**EXERCISE PROMPT:**
Select from the records below every line that has the word "various" in it.

Stored records:
· · · · · · ·

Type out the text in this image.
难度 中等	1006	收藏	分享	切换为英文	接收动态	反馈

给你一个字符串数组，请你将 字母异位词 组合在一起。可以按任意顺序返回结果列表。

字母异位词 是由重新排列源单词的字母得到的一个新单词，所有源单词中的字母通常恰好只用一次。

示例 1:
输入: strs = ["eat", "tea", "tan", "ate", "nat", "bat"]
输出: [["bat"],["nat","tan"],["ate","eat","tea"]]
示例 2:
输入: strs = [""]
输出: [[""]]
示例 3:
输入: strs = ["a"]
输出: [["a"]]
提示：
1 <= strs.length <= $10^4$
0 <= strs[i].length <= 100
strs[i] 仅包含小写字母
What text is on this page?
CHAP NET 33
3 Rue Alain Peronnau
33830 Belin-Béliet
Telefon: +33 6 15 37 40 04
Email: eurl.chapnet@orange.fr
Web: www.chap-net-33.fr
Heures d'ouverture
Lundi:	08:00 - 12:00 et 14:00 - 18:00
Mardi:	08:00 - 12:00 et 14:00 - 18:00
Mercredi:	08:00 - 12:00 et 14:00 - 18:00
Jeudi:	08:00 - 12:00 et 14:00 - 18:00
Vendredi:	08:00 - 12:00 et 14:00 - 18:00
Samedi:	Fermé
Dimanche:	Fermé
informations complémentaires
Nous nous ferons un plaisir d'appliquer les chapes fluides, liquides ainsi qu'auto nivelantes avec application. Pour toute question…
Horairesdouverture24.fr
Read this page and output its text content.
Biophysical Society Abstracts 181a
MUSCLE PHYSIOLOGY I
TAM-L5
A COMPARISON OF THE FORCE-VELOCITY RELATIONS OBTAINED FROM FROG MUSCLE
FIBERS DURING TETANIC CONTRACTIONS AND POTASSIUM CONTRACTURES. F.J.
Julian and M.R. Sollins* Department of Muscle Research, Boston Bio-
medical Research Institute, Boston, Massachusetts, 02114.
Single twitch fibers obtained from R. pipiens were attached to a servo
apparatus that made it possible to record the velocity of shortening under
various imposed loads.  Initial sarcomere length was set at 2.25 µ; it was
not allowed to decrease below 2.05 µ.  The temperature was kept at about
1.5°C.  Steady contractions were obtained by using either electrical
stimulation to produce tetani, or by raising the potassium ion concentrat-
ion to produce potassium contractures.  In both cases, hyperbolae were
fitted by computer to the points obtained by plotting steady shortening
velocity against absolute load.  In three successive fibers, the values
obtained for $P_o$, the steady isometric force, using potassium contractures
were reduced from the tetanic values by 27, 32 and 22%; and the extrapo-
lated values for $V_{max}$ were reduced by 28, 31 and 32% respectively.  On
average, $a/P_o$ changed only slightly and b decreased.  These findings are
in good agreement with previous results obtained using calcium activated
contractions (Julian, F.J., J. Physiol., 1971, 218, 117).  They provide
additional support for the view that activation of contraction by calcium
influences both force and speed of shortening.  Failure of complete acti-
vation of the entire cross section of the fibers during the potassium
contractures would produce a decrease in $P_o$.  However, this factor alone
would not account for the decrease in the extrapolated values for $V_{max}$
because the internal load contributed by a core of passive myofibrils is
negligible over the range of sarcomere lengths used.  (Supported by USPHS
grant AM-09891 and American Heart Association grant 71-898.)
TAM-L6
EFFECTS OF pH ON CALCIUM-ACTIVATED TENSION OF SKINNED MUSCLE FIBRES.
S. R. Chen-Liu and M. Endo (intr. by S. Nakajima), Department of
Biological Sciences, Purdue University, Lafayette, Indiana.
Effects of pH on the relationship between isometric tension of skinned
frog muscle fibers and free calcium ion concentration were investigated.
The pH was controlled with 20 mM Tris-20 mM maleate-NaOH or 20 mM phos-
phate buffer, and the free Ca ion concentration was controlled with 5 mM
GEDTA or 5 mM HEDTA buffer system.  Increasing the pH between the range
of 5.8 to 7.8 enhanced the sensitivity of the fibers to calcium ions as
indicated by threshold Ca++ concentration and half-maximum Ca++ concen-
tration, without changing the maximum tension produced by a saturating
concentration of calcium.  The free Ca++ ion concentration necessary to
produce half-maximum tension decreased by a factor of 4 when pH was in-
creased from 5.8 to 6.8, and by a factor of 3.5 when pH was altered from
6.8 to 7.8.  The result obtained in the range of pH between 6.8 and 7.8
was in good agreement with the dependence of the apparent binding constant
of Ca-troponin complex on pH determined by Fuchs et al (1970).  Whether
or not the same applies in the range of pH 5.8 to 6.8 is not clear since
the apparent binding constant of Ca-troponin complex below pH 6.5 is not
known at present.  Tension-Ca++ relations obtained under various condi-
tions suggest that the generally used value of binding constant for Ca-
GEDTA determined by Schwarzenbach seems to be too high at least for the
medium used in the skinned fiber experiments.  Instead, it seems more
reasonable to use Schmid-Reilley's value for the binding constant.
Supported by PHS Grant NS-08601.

· · · · · · ·

**OUTPUT BELOW:**
various imposed loads.  Initial sarcomere length was set at 2.25 µ; it was
known at present.  Tension-Ca++ relations obtained under various condi-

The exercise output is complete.